Work to do:
Copy out each line of the material below that holds the string "name".

[Figure dataset records]
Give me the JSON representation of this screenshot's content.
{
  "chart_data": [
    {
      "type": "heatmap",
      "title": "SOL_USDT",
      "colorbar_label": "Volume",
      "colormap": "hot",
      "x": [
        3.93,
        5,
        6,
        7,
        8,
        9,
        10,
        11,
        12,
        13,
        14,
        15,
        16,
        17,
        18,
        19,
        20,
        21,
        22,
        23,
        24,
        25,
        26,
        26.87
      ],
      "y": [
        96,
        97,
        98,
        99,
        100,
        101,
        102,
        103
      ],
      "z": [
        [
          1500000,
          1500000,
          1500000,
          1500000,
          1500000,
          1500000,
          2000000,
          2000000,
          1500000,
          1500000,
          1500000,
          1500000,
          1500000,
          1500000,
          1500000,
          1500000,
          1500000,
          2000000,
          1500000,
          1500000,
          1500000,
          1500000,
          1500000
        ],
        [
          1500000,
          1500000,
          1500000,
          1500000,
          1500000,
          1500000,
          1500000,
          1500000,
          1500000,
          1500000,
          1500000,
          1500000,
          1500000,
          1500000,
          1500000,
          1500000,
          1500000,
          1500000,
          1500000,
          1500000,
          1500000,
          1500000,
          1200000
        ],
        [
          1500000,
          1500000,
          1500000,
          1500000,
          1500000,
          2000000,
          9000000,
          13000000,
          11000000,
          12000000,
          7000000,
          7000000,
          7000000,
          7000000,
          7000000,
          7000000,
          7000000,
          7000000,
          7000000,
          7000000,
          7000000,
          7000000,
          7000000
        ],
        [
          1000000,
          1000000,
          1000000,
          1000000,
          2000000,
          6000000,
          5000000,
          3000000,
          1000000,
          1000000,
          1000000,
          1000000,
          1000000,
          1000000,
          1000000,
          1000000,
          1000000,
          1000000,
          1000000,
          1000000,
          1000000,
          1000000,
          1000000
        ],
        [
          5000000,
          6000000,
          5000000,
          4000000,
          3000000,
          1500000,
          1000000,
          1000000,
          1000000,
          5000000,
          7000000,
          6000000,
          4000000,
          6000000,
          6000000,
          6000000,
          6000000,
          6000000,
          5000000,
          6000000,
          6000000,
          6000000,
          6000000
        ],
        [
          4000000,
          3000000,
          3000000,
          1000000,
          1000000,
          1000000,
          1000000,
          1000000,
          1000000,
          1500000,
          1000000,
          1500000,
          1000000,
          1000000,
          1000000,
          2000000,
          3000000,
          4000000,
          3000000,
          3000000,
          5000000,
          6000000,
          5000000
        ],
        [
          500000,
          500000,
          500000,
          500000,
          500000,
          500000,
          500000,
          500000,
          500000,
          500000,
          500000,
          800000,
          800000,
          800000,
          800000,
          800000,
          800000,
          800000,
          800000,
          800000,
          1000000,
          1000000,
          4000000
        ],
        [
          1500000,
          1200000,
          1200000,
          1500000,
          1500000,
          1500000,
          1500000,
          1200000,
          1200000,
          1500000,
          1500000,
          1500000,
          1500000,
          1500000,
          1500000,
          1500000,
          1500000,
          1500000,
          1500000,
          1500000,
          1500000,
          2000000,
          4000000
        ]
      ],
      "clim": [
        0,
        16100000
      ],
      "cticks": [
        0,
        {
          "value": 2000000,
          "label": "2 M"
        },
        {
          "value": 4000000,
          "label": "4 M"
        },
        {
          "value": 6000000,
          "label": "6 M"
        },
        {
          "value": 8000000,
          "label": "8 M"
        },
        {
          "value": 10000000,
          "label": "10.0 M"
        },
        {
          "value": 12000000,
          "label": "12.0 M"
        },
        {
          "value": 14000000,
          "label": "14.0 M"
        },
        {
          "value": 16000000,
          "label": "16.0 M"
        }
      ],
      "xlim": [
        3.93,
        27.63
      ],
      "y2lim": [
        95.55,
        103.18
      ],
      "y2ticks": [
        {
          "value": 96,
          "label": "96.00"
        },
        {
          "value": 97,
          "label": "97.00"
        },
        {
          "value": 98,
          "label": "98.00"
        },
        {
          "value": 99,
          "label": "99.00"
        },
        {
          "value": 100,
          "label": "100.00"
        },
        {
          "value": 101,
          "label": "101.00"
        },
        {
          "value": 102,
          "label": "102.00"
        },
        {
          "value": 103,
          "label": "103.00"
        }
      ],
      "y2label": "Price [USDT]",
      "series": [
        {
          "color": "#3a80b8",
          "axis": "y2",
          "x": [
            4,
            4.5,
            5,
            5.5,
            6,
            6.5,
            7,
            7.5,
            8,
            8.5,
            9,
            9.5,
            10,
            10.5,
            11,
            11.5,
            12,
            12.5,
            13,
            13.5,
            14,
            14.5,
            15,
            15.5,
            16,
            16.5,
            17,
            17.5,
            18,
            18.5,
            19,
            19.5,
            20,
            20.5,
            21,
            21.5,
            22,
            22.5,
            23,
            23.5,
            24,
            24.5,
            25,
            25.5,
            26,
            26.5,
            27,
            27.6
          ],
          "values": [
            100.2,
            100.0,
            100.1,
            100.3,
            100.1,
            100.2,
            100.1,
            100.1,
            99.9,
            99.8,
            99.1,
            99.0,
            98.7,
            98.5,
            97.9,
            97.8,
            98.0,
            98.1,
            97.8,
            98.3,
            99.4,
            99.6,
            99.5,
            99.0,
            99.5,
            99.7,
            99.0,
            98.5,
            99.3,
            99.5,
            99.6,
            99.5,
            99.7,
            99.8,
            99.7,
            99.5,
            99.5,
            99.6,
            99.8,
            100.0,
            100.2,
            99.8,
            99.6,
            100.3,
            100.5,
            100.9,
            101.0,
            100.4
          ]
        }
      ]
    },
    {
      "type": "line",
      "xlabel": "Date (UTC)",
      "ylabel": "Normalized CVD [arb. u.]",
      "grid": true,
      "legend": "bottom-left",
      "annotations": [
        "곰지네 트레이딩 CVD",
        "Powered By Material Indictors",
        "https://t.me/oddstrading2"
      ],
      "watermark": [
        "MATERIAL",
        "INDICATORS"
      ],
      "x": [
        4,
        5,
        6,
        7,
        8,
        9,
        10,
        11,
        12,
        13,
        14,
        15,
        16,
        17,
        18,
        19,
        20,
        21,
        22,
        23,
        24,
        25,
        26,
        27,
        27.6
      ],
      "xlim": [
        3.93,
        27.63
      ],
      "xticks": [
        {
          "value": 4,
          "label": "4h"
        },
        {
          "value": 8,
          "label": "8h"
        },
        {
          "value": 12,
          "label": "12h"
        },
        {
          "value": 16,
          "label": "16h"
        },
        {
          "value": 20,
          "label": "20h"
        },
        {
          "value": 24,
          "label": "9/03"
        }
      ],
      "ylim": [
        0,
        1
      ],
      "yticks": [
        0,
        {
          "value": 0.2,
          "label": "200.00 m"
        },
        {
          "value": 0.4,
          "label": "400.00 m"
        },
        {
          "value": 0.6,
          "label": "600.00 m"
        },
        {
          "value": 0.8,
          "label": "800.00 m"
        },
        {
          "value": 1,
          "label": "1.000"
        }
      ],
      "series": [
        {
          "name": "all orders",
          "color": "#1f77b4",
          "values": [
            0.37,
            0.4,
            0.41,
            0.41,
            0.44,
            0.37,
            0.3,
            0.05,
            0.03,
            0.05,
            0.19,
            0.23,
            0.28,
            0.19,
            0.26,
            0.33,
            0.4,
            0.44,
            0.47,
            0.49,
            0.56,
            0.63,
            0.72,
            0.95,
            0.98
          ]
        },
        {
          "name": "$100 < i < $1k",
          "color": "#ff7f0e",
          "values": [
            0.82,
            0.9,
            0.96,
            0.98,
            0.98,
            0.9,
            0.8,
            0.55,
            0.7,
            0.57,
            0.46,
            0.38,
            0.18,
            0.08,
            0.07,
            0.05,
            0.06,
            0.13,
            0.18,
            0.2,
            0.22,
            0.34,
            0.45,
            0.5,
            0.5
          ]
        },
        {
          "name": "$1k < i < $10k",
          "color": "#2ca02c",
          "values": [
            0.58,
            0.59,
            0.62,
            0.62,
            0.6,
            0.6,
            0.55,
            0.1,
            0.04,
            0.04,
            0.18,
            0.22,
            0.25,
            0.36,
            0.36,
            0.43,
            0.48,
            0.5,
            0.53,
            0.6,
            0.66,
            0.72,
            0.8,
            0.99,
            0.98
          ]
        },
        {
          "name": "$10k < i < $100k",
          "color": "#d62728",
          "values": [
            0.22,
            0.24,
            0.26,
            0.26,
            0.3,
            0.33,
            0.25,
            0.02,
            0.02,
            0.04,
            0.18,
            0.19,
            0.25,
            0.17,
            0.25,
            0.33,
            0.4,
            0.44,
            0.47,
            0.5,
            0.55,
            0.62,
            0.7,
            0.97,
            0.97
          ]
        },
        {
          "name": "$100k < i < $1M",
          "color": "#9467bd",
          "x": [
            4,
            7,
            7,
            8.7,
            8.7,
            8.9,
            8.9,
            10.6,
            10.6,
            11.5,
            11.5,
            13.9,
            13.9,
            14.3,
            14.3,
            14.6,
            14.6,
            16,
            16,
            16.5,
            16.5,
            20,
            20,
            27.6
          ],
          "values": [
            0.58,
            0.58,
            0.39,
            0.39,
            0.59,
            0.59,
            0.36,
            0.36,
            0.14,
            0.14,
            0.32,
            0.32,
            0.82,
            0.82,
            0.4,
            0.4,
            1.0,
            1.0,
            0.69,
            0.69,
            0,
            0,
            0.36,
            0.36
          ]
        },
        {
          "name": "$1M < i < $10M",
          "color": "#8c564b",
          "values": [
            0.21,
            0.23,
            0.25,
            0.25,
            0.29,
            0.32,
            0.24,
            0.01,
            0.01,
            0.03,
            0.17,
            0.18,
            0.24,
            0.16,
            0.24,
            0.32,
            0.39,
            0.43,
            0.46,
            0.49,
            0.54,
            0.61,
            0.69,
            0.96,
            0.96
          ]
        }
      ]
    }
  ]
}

Response to the task:
          "name": "all orders",
          "name": "$100 < i < $1k",
          "name": "$1k < i < $10k",
          "name": "$10k < i < $100k",
          "name": "$100k < i < $1M",
          "name": "$1M < i < $10M",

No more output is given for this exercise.